• **TO DO**: Every line below that mentions the word "JSON" should be copied out.

Excerpts from a figure dataset

· · · · ·

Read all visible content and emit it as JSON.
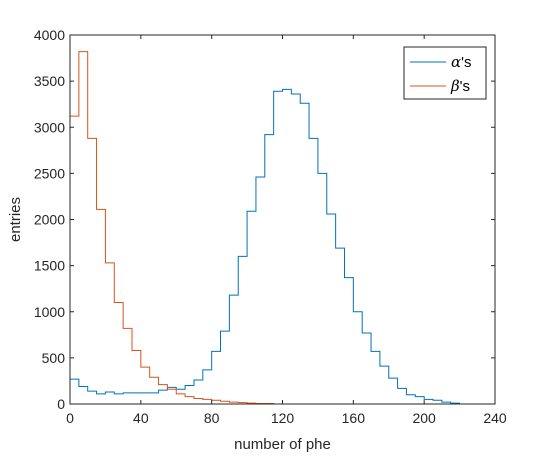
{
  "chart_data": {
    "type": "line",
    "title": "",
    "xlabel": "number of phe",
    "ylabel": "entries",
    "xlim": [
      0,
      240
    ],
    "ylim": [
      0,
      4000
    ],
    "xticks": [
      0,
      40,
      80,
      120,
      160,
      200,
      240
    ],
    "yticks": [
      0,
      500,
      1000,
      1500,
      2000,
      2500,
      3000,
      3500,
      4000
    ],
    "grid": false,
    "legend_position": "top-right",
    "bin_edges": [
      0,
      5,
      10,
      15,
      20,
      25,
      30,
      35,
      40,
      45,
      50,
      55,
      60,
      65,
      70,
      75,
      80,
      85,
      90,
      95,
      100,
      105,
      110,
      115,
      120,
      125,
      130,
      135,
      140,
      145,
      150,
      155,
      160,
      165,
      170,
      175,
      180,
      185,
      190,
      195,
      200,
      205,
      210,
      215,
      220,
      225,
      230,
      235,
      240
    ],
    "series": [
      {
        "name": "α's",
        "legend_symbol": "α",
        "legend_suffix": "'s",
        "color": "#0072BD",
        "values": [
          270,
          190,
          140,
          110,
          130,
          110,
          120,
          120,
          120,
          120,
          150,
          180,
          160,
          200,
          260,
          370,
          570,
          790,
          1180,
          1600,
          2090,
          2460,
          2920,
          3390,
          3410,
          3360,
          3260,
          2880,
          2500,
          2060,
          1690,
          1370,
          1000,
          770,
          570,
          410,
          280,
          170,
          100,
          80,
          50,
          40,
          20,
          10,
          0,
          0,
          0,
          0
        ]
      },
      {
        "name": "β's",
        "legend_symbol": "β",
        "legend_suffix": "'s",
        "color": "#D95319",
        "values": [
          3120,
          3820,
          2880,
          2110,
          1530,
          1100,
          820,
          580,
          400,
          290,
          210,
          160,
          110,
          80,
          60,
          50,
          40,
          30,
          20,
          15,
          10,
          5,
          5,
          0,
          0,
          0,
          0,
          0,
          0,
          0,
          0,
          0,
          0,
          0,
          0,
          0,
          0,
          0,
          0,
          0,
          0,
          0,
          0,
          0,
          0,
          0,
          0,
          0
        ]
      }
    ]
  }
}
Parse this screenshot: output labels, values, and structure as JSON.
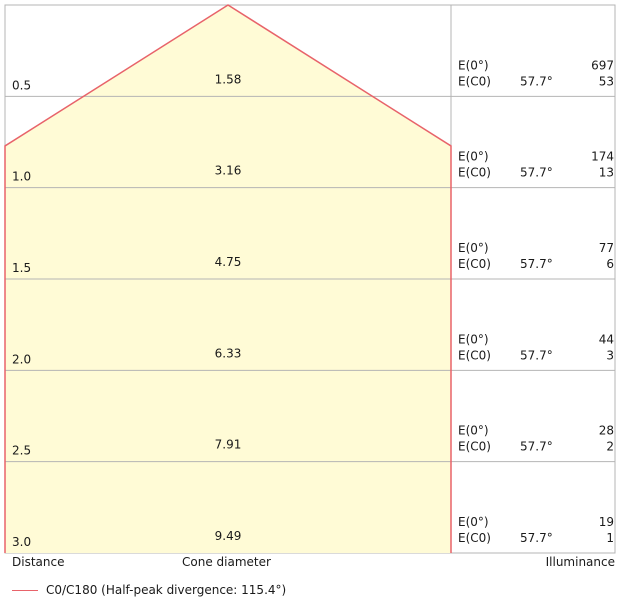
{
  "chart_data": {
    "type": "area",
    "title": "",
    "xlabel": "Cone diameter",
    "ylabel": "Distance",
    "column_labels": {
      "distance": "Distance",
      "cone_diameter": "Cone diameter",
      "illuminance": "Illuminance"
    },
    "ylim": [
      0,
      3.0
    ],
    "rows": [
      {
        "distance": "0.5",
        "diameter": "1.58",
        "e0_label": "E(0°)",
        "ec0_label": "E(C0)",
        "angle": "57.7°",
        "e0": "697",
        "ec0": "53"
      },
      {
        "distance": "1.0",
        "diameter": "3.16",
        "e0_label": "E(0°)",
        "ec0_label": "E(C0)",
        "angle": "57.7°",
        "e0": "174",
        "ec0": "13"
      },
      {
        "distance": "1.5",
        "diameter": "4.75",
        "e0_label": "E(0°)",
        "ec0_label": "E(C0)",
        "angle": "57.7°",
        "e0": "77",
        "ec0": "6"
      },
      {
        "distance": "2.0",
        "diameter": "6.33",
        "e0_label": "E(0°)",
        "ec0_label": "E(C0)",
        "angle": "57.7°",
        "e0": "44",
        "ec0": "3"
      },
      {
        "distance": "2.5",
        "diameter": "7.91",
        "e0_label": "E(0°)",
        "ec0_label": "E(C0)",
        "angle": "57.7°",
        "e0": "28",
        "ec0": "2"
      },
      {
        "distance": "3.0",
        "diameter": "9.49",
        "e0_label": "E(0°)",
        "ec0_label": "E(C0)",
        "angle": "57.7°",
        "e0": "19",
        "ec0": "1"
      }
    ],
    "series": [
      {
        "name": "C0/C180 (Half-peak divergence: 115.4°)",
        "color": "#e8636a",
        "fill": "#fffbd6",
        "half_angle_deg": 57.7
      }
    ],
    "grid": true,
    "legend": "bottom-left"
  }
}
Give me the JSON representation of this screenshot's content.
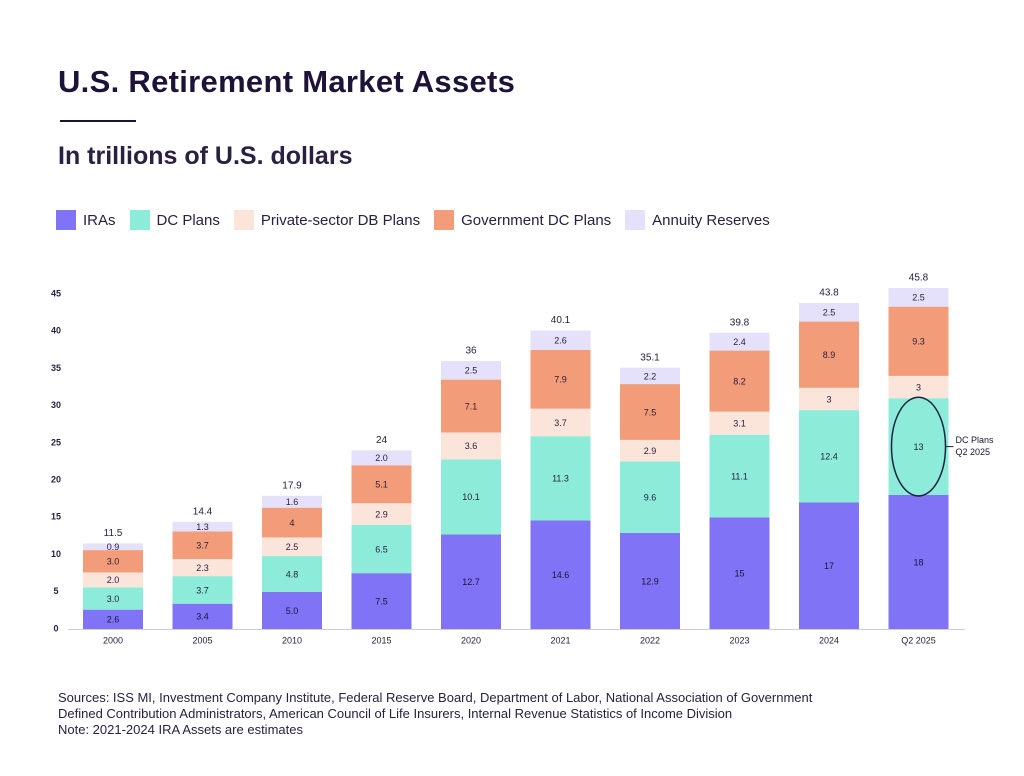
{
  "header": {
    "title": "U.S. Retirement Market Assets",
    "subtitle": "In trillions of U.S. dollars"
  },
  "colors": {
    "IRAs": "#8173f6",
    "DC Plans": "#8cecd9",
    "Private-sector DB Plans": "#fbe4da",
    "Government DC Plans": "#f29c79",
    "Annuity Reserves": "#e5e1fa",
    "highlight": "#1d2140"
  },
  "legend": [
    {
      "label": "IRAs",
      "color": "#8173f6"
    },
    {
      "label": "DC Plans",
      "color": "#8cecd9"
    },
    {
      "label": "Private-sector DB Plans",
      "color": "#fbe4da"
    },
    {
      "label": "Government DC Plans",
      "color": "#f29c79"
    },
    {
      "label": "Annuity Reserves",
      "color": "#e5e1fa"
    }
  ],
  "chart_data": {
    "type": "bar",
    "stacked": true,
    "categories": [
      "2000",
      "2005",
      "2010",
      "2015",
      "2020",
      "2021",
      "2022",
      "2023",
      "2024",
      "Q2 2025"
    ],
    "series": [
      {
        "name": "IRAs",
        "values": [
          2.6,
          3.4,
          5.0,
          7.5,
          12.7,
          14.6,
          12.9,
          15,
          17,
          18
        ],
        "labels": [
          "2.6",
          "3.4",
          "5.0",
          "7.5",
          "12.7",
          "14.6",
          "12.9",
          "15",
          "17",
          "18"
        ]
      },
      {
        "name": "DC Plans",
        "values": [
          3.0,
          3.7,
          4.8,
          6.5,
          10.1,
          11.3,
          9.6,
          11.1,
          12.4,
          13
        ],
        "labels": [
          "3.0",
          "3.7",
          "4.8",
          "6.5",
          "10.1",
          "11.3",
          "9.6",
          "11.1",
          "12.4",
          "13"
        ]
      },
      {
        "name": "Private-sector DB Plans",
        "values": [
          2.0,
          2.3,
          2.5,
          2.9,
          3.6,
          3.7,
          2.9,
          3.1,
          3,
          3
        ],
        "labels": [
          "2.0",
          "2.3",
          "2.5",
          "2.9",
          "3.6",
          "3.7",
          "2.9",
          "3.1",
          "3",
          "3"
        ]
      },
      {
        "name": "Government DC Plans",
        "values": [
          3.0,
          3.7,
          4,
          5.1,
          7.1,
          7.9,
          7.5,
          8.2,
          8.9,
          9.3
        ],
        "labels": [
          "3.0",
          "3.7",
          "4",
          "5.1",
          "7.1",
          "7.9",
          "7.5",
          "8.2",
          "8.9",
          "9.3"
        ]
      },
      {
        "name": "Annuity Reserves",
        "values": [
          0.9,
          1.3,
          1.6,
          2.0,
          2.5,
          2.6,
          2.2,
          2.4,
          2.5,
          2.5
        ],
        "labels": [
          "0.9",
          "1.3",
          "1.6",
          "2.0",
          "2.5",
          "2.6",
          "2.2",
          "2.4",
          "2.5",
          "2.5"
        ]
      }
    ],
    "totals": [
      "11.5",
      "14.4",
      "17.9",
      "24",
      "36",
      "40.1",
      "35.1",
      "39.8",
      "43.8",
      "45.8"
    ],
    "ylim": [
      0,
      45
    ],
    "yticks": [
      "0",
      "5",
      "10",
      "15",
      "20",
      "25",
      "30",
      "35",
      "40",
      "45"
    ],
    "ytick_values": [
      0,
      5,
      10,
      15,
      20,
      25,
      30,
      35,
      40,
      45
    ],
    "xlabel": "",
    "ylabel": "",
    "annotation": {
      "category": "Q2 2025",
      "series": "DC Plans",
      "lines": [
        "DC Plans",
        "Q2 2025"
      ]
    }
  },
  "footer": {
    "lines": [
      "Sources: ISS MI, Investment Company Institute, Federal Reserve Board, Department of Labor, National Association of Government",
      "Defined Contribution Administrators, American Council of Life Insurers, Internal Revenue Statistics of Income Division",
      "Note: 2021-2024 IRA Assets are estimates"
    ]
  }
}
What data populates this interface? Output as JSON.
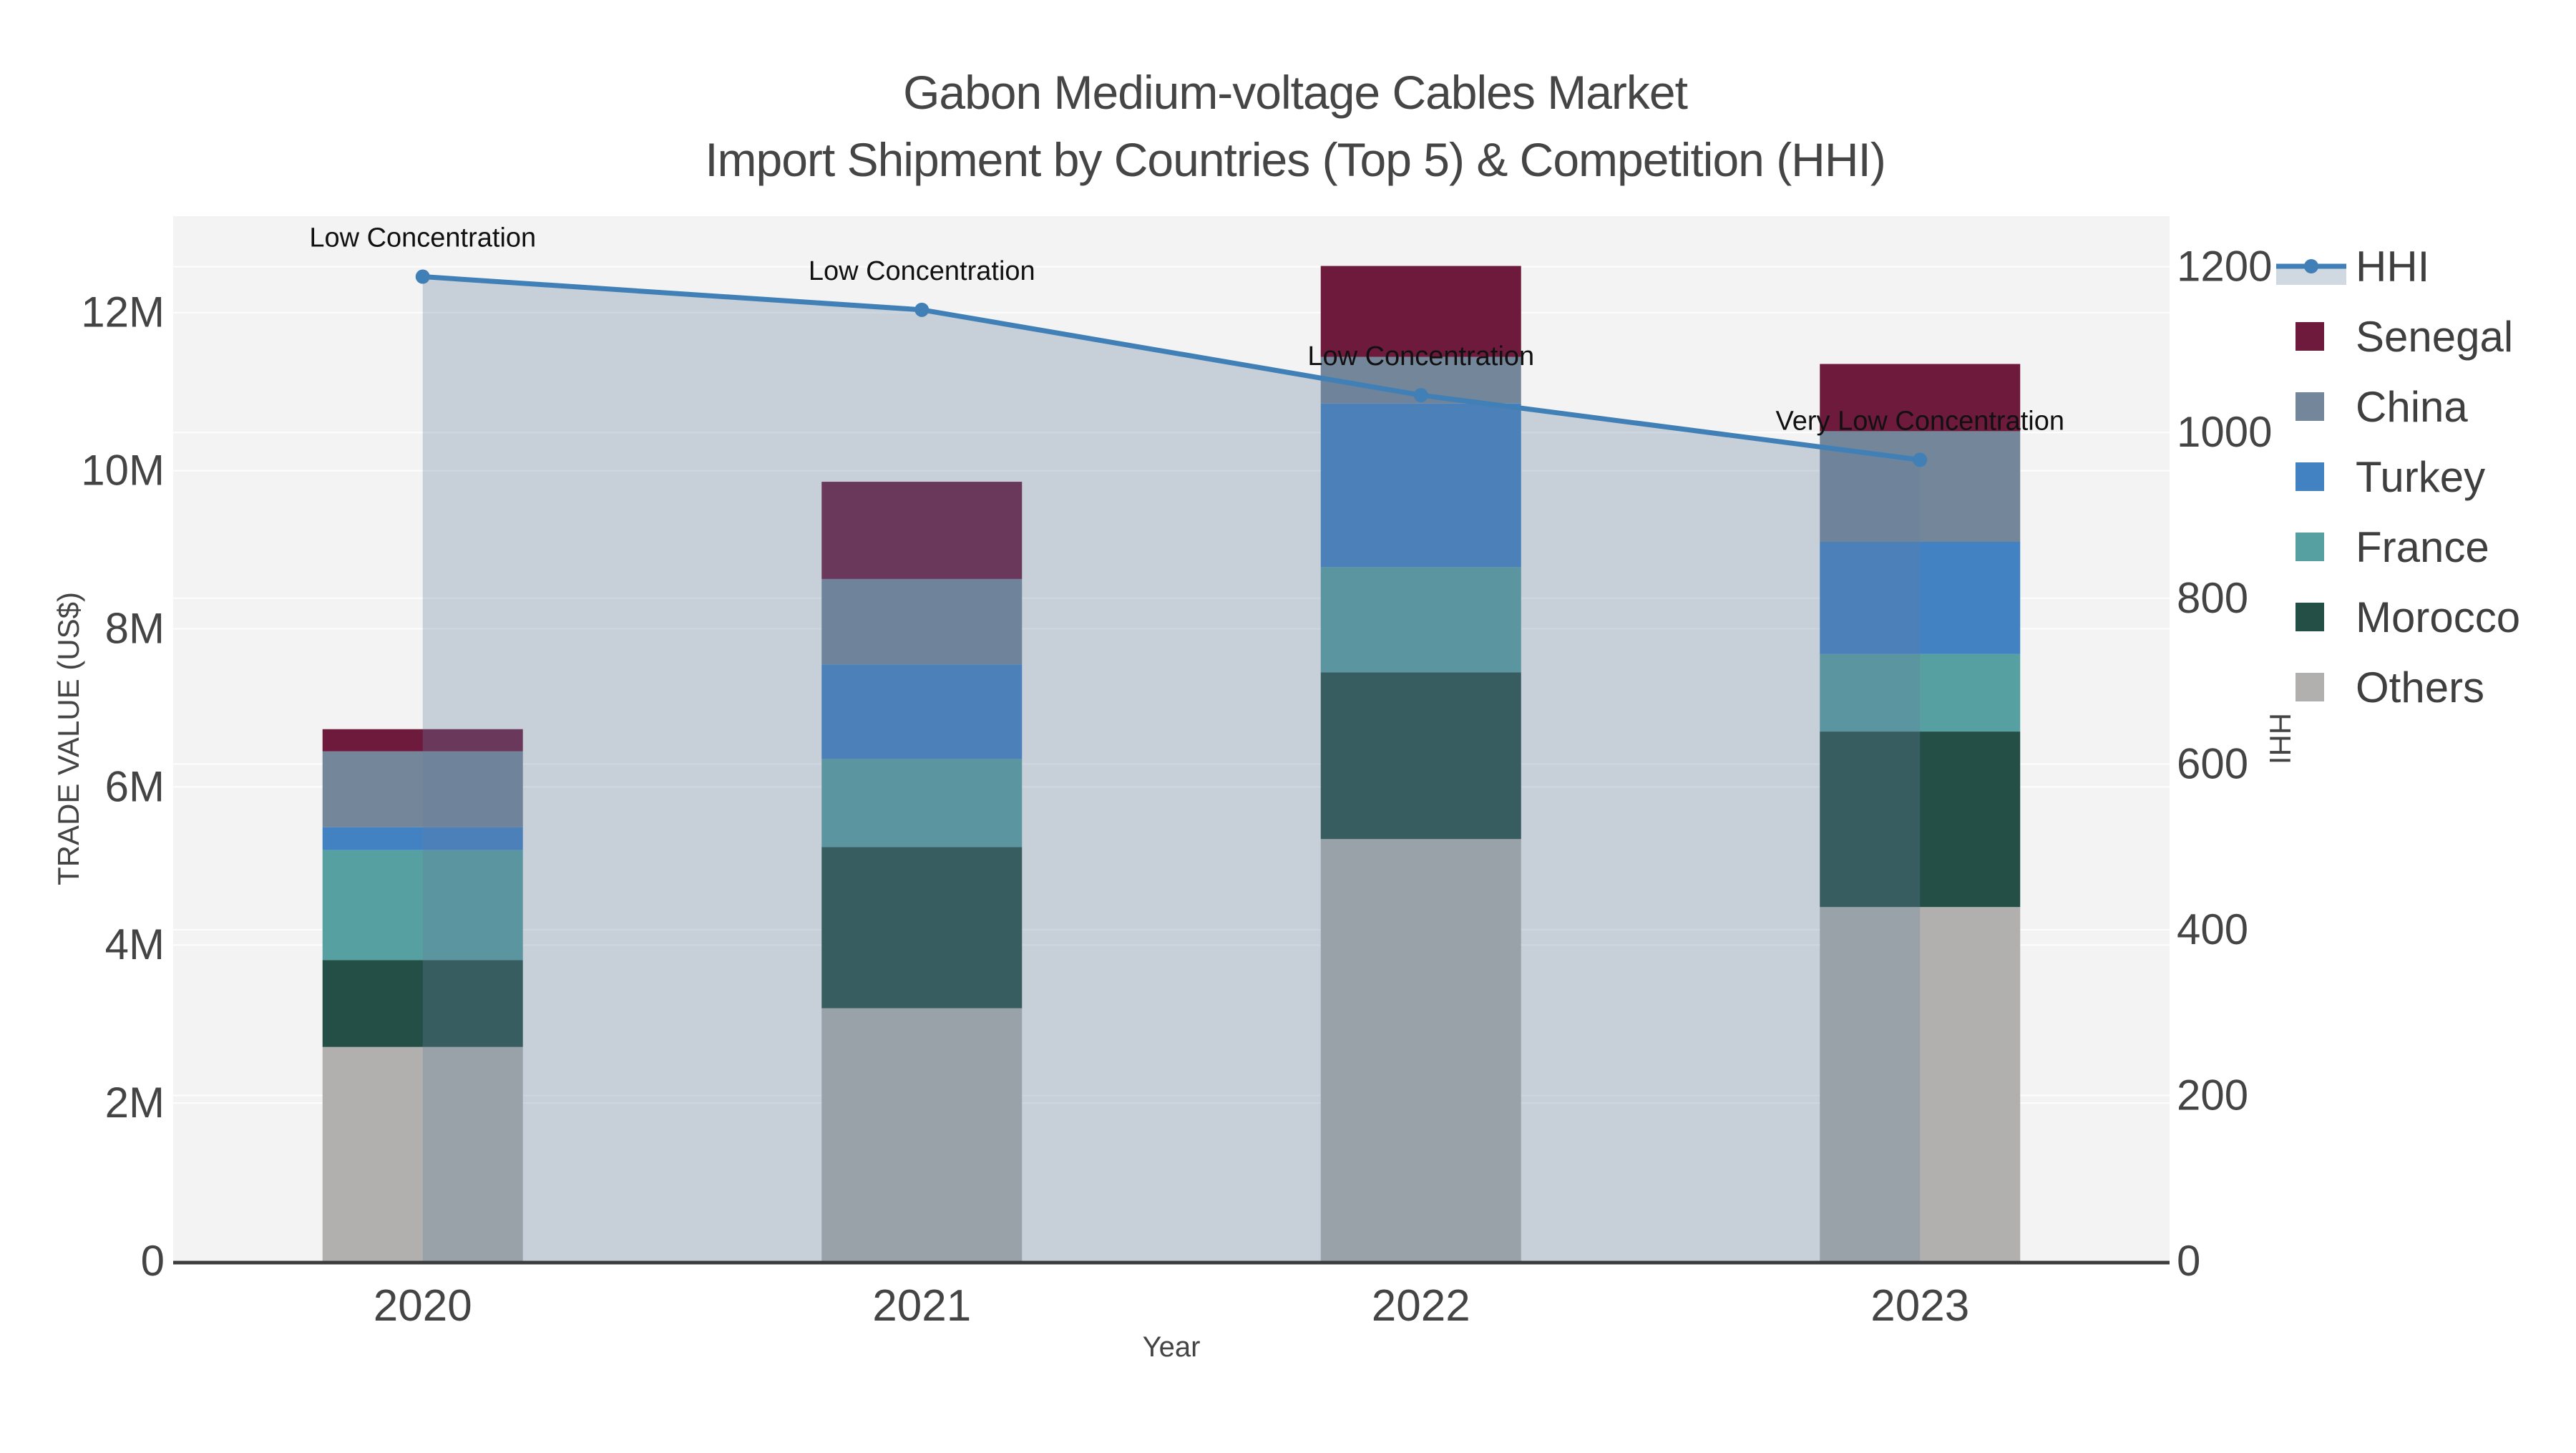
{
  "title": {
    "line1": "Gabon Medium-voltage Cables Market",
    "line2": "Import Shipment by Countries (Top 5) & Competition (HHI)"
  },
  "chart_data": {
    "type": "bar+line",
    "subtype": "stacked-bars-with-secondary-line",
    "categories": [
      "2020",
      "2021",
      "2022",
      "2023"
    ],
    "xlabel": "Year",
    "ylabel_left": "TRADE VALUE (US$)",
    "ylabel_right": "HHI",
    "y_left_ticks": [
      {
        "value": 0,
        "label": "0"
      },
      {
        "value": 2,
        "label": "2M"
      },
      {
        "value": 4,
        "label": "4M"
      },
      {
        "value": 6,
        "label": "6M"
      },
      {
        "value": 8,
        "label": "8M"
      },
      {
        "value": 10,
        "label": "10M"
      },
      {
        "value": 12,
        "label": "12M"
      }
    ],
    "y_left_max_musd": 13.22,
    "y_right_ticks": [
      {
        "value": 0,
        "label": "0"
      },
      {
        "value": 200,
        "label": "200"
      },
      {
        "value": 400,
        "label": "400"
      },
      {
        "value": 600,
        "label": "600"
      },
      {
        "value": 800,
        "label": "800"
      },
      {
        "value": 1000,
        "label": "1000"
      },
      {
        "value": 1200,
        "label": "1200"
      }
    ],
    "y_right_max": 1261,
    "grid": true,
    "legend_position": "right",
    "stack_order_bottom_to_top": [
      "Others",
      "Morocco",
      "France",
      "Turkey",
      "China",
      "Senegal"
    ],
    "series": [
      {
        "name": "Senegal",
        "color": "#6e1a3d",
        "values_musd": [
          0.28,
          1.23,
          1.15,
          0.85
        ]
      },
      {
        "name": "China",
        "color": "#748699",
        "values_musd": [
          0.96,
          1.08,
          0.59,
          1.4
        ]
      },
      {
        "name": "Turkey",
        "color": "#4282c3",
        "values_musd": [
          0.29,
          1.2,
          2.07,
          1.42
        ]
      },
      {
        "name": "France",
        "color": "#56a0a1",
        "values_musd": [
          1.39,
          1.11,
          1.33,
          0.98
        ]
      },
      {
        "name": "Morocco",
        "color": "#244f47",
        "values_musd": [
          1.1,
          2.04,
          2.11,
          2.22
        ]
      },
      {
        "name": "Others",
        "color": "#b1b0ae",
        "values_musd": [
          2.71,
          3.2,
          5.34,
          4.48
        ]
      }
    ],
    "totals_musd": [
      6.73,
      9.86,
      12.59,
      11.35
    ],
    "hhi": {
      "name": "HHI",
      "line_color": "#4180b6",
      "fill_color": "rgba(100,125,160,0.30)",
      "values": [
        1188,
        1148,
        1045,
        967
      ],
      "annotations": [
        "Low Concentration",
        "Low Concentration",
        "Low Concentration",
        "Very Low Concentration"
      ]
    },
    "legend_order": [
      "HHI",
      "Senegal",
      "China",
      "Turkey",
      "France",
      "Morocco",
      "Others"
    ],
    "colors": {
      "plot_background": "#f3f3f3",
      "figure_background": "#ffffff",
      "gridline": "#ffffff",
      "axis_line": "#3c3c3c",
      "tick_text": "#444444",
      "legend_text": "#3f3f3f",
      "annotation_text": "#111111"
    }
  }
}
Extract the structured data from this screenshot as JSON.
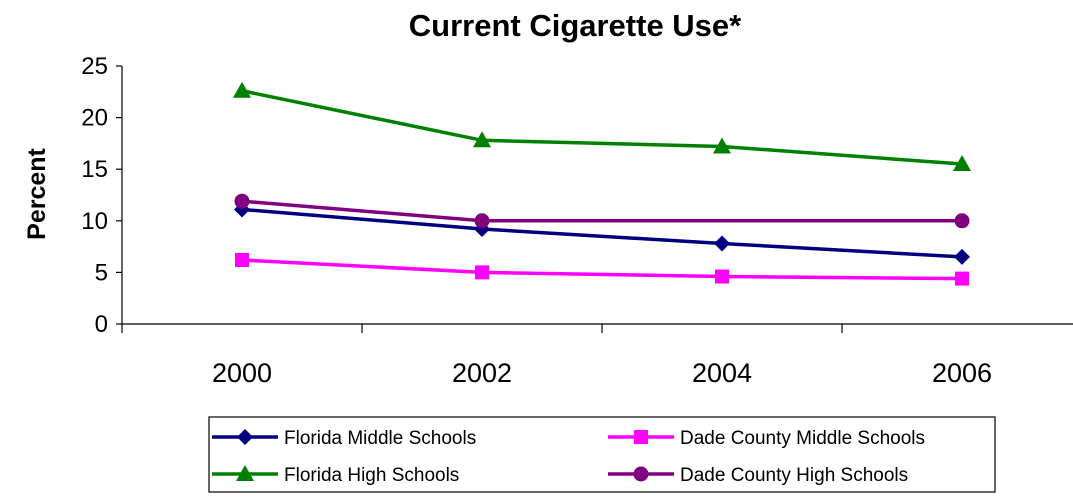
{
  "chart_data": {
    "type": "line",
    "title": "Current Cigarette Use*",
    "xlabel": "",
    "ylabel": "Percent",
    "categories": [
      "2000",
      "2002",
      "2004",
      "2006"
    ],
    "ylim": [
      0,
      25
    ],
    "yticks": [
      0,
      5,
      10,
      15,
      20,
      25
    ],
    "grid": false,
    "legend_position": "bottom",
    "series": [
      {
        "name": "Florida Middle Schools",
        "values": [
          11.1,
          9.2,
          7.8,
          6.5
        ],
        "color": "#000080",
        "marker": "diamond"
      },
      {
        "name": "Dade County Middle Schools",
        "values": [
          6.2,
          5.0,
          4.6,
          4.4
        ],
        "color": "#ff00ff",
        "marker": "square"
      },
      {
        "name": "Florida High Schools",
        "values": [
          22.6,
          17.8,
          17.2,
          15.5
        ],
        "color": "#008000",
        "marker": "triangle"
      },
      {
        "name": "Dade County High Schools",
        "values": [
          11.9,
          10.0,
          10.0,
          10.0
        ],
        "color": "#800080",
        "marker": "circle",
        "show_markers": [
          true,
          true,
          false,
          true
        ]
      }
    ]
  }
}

· · · · ·

• **SOLVED PROBLEM**:
Read all visible content and emit it as JSON.
Parse this screenshot: output labels, values, and structure as JSON.
Give me the JSON representation of this screenshot's content.
What data populates this interface? Output as JSON.
Extract the structured data from this screenshot as JSON.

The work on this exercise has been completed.